> **Task to complete**:
Reproduce the items below character for character, beginning at the line that contains "page-number: 8 — [550, 62, 561, 86]" and stopping after the line that contains "standard-vii-scheme-a: Familiar illustrations".

> **The records**:
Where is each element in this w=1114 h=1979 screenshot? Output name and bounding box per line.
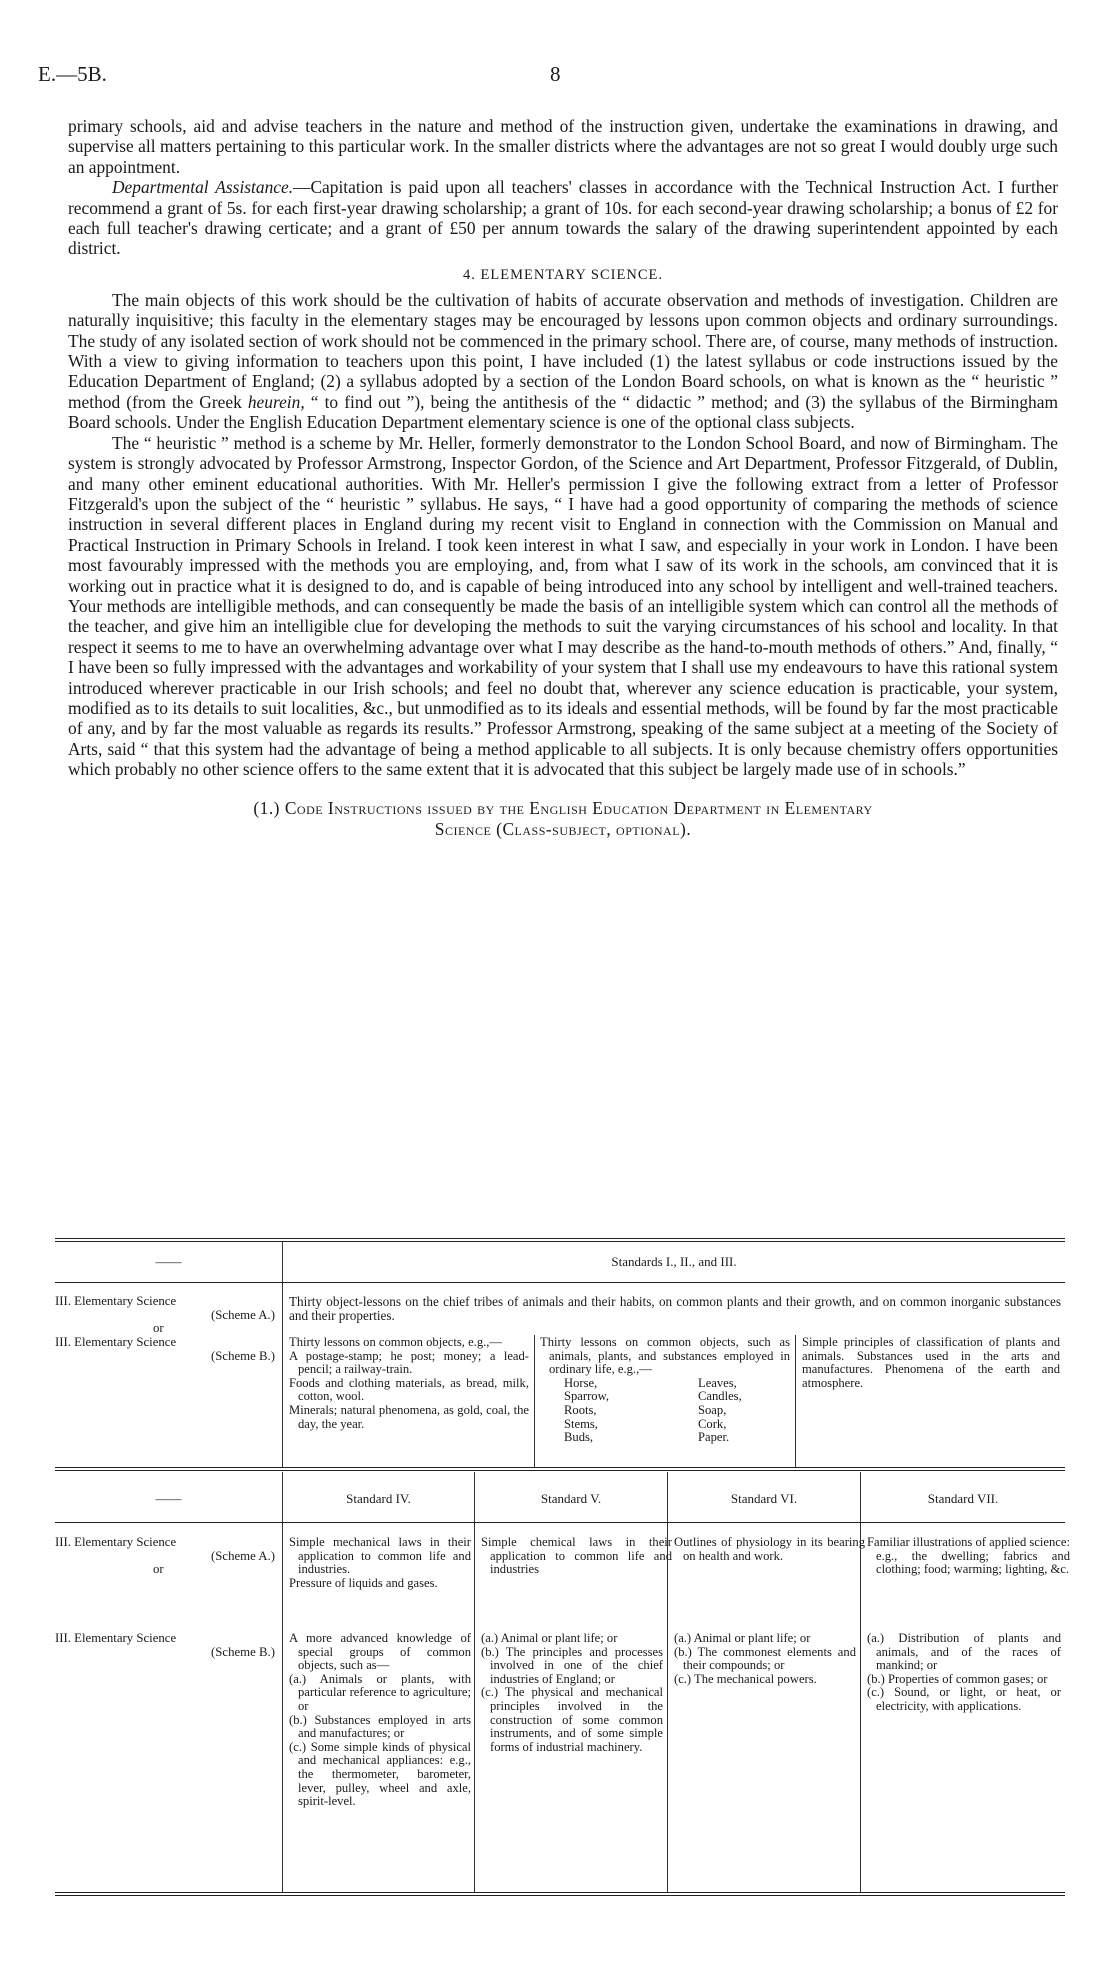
page-number: 8 — [550, 62, 561, 86]
cell-text: (b.) The principles and processes involved in one of the chief industries of England; or — [481, 1644, 663, 1686]
report-reference: E.—5B. — [38, 62, 107, 86]
column-header-standard-vi: Standard VI. — [730, 1491, 798, 1506]
row-label-text: (Scheme A.) — [211, 1307, 275, 1322]
italic-run: heurein, — [247, 391, 305, 412]
column-divider — [795, 1335, 796, 1467]
word: Candles, — [698, 1389, 742, 1404]
word-row — [564, 1431, 790, 1445]
or-label: or — [153, 1321, 164, 1336]
word-list — [540, 1377, 790, 1445]
column-header-standard-v: Standard V. — [540, 1491, 602, 1506]
row-label-text: (Scheme A.) — [211, 1548, 275, 1563]
paragraph: primary schools, aid and advise teachers in the nature and method of the instruction given, undertake the examinations in drawing, and supervise all matters pertaining to this particular work. In the smaller districts where the advantages are not so great I would doubly urge such an appointment. — [68, 116, 1058, 177]
table-rule — [55, 1892, 1065, 1893]
standard-vii-scheme-a: Familiar illustrations of applied science: e.g., the dwelling; fabrics and clothing; food; warming; lighting, &c. — [867, 1535, 1070, 1577]
scheme-b-col3: Simple principles of classification of plants and animals. Substances used in the arts and manufactures. Phenomena of the earth and atmosphere. — [802, 1335, 1060, 1390]
paragraph-text: “ to find out ”), being the antithesis of the “ didactic ” method; and (3) the syllabus of the Birmingham Board schools. Under the English Education Department elementary science is one of the optional class subjects. — [68, 391, 1058, 433]
table-rule — [55, 1467, 1065, 1468]
word: Roots, — [564, 1402, 597, 1417]
word: Cork, — [698, 1416, 727, 1431]
row-label-text: (Scheme B.) — [211, 1348, 275, 1363]
word: Buds, — [564, 1430, 594, 1445]
row-label-scheme-b — [55, 1336, 277, 1363]
row-label-scheme-a — [55, 1536, 277, 1577]
row-label-text: III. Elementary Science — [55, 1294, 177, 1308]
italic-run: Departmental Assistance. — [112, 177, 294, 198]
table-rule — [55, 1241, 1065, 1242]
header-dash: —— — [155, 1254, 182, 1269]
paragraph — [68, 290, 1058, 433]
paragraph — [68, 177, 1058, 259]
cell-text: (a.) Distribution of plants and animals, and of the races of mankind; or — [867, 1631, 1061, 1673]
standard-iv-scheme-b — [289, 1632, 471, 1809]
row-label-scheme-b — [55, 1632, 277, 1659]
word: Soap, — [698, 1402, 727, 1417]
cell-text: Pressure of liquids and gases. — [289, 1575, 438, 1590]
scheme-b-col1 — [289, 1336, 529, 1431]
column-divider — [474, 1472, 475, 1892]
cell-text: (b.) Properties of common gases; or — [867, 1671, 1048, 1686]
standard-vi-scheme-a: Outlines of physiology in its bearing on health and work. — [674, 1535, 865, 1563]
standard-v-scheme-a: Simple chemical laws in their application to common life and industries — [481, 1535, 672, 1577]
cell-text: (a.) Animal or plant life; or — [674, 1631, 811, 1645]
column-header: Standards I., II., and III. — [611, 1254, 737, 1269]
paragraph-text: The main objects of this work should be the cultivation of habits of accurate observation and methods of investigation. Children are naturally inquisitive; this faculty in the elementary stages may be encouraged by lessons upon common objects and ordinary surroundings. The study of any isolated section of work should not be commenced in the primary school. There are, of course, many methods of instruction. With a view to giving information to teachers upon this point, I have included (1) the latest syllabus or code instructions issued by the Education Department of England; (2) a syllabus adopted by a section of the London Board schools, on what is known as the “ heuristic ” method (from the Greek — [68, 289, 1058, 412]
table-rule — [55, 1282, 1065, 1283]
word-row — [564, 1377, 790, 1391]
row-label-scheme-a — [55, 1295, 277, 1336]
column-header-standard-iv: Standard IV. — [346, 1491, 411, 1506]
cell-text: (c.) Sound, or light, or heat, or electricity, with applications. — [867, 1685, 1061, 1713]
table-rule — [55, 1895, 1065, 1896]
cell-text: (b.) The commonest elements and their compounds; or — [674, 1644, 856, 1673]
cell-text: Minerals; natural phenomena, as gold, coal, the day, the year. — [289, 1402, 529, 1431]
column-divider — [282, 1241, 283, 1467]
table-title-line: Science (Class-subject, optional). — [434, 818, 692, 839]
table-rule — [55, 1470, 1065, 1471]
cell-text: (c.) Some simple kinds of physical and mechanical appliances: e.g., the thermometer, barometer, lever, pulley, wheel and axle, spirit-level. — [289, 1739, 471, 1809]
table-standards-1-3 — [55, 1238, 1065, 1470]
row-label-text: III. Elementary Science — [55, 1631, 177, 1645]
cell-text: (b.) Substances employed in arts and manufactures; or — [289, 1712, 471, 1741]
header-dash: —— — [155, 1491, 182, 1506]
row-label-text: (Scheme B.) — [211, 1644, 275, 1659]
cell-text: Simple mechanical laws in their application to common life and industries. — [289, 1535, 471, 1577]
paragraph: The “ heuristic ” method is a scheme by Mr. Heller, formerly demonstrator to the London School Board, and now of Birmingham. The system is strongly advocated by Professor Armstrong, Inspector Gordon, of the Science and Art Department, Professor Fitzgerald, of Dublin, and many other eminent educational authorities. With Mr. Heller's permission I give the following extract from a letter of Professor Fitzgerald's upon the subject of the “ heuristic ” syllabus. He says, “ I have had a good opportunity of comparing the methods of science instruction in several different places in England during my recent visit to England in connection with the Commission on Manual and Practical Instruction in Primary Schools in Ireland. I took keen interest in what I saw, and especially in your work in London. I have been most favourably impressed with the methods you are employing, and, from what I saw of its work in the schools, am convinced that it is working out in practice what it is designed to do, and is capable of being introduced into any school by intelligent and well-trained teachers. Your methods are intelligible methods, and can consequently be made the basis of an intelligible system which can control all the methods of the teacher, and give him an intelligible clue for developing the methods to suit the varying circumstances of his school and locality. In that respect it seems to me to have an overwhelming advantage over what I may describe as the hand-to-mouth methods of others.” And, finally, “ I have been so fully impressed with the advantages and workability of your system that I shall use my endeavours to have this rational system introduced wherever practicable in our Irish schools; and feel no doubt that, wherever any science education is practicable, your system, modified as to its details to suit localities, &c., but unmodified as to its ideals and essential methods, will be found by far the most practicable of any, and by far the most valuable as regards its results.” Professor Armstrong, speaking of the same subject at a meeting of the Society of Arts, said “ that this system had the advantage of being a method applicable to all subjects. It is only because chemistry offers opportunities which probably no other science offers to the same extent that it is advocated that this subject be largely made use of in schools.” — [68, 432, 1058, 780]
cell-text: (a.) Animal or plant life; or — [481, 1631, 618, 1645]
scheme-b-col2 — [540, 1336, 790, 1445]
word: Leaves, — [698, 1375, 737, 1390]
standard-iv-scheme-a — [289, 1536, 471, 1590]
word-row — [564, 1390, 790, 1404]
or-label: or — [153, 1562, 164, 1577]
column-divider — [282, 1472, 283, 1892]
word: Horse, — [564, 1375, 598, 1390]
table-standards-4-7 — [55, 1472, 1070, 1897]
cell-text: Thirty lessons on common objects, e.g.,— — [289, 1335, 503, 1349]
scheme-a-cell: Thirty object-lessons on the chief tribes of animals and their habits, on common plants and their growth, and on common inorganic substances and their properties. — [289, 1294, 1061, 1323]
word: Stems, — [564, 1416, 598, 1431]
cell-text: A postage-stamp; he post; money; a lead-pencil; a railway-train. — [289, 1348, 529, 1377]
word-row — [564, 1418, 790, 1432]
word-row — [564, 1404, 790, 1418]
section-heading: 4. ELEMENTARY SCIENCE. — [463, 266, 663, 283]
column-header-standard-vii: Standard VII. — [927, 1491, 999, 1506]
row-label-text: III. Elementary Science — [55, 1335, 177, 1349]
table-rule — [55, 1238, 1065, 1239]
table-title — [68, 798, 1058, 840]
standard-vii-scheme-b — [867, 1632, 1061, 1714]
cell-text: A more advanced knowledge of special groups of common objects, such as— — [289, 1631, 471, 1673]
word: Paper. — [698, 1430, 730, 1445]
cell-text: (c.) The physical and mechanical principles involved in the construction of some common instruments, and of some simple forms of industrial machinery. — [481, 1685, 663, 1754]
cell-text: (c.) The mechanical powers. — [674, 1671, 817, 1686]
standard-v-scheme-b — [481, 1632, 663, 1754]
paragraph-text: —Capitation is paid upon all teachers' classes in accordance with the Technical Instruction Act. I further recommend a grant of 5s. for each first-year drawing scholarship; a grant of 10s. for each second-year drawing scholarship; a bonus of £2 for each full teacher's drawing certicate; and a grant of £50 per annum towards the salary of the drawing superintendent appointed by each district. — [68, 177, 1058, 259]
table-rule — [55, 1522, 1065, 1523]
table-title-line: (1.) Code Instructions issued by the English Education Department in Elementary — [253, 797, 873, 818]
cell-text: (a.) Animals or plants, with particular reference to agriculture; or — [289, 1671, 471, 1713]
cell-text: Foods and clothing materials, as bread, milk, cotton, wool. — [289, 1375, 529, 1404]
cell-text: Thirty lessons on common objects, such as animals, plants, and substances employed in ordinary life, e.g.,— — [540, 1335, 790, 1377]
word: Sparrow, — [564, 1389, 610, 1404]
column-divider — [534, 1335, 535, 1467]
row-label-text: III. Elementary Science — [55, 1535, 177, 1549]
standard-vi-scheme-b — [674, 1632, 856, 1686]
body-text — [68, 116, 1058, 850]
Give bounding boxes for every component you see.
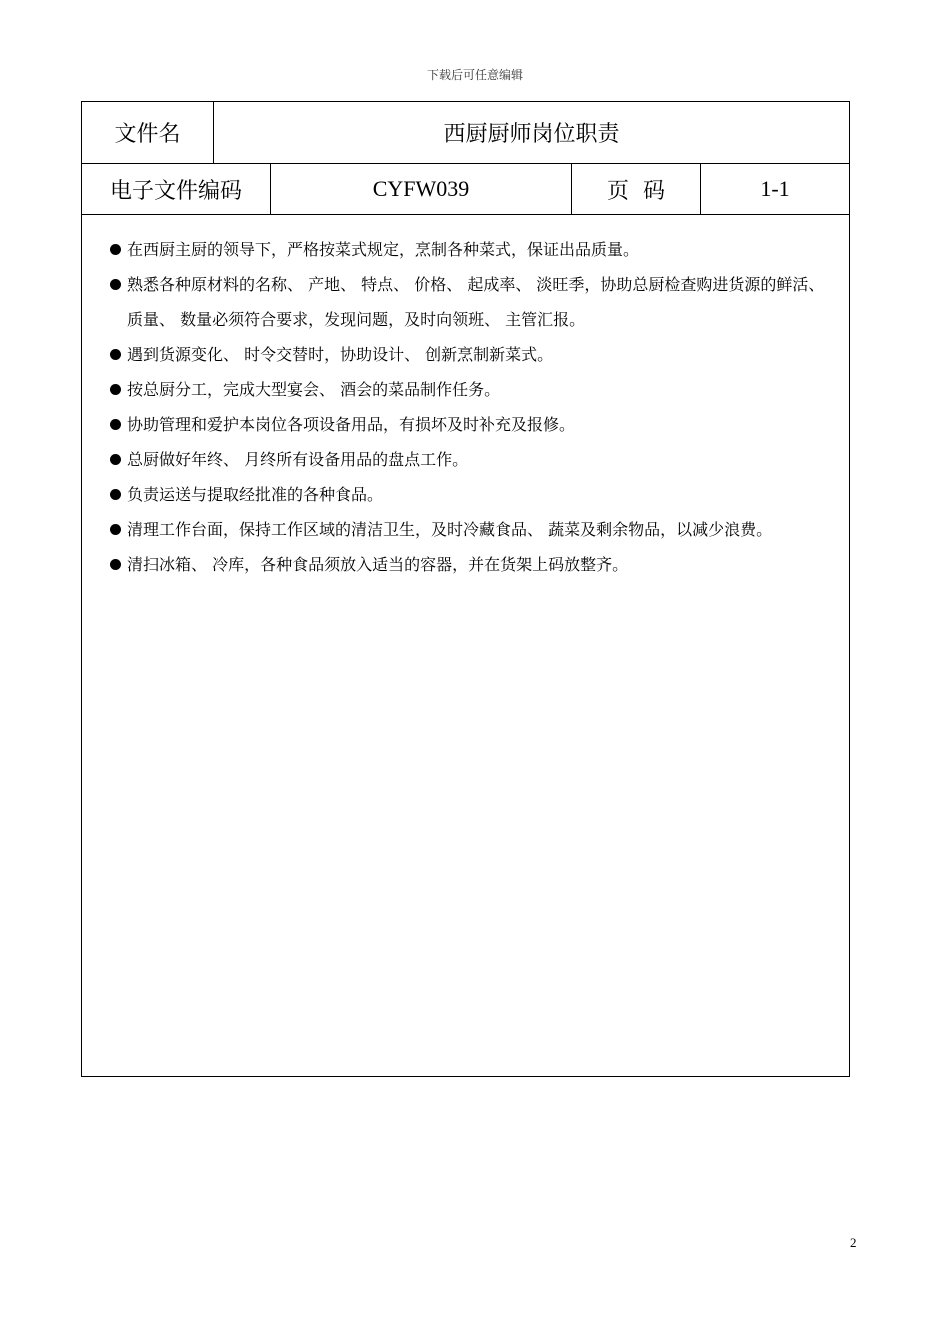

> **Written answer**:
page-number: 8 — [550, 62, 561, 86]
cell-text: (b.) The principles and processes involved in one of the chief industries of England; or — [481, 1644, 663, 1686]
report-reference: E.—5B. — [38, 62, 107, 86]
column-header-standard-vi: Standard VI. — [730, 1491, 798, 1506]
row-label-text: (Scheme A.) — [211, 1307, 275, 1322]
italic-run: heurein, — [247, 391, 305, 412]
column-divider — [795, 1335, 796, 1467]
word: Candles, — [698, 1389, 742, 1404]
word-row — [564, 1431, 790, 1445]
or-label: or — [153, 1321, 164, 1336]
word-list — [540, 1377, 790, 1445]
column-header-standard-v: Standard V. — [540, 1491, 602, 1506]
row-label-text: (Scheme A.) — [211, 1548, 275, 1563]
paragraph: primary schools, aid and advise teachers in the nature and method of the instruction given, undertake the examinations in drawing, and supervise all matters pertaining to this particular work. In the smaller districts where the advantages are not so great I would doubly urge such an appointment. — [68, 116, 1058, 177]
table-rule — [55, 1892, 1065, 1893]
standard-vii-scheme-a: Familiar illustrations of applied science: e.g., the dwelling; fabrics and clothing; food; warming; lighting, &c. — [867, 1535, 1070, 1577]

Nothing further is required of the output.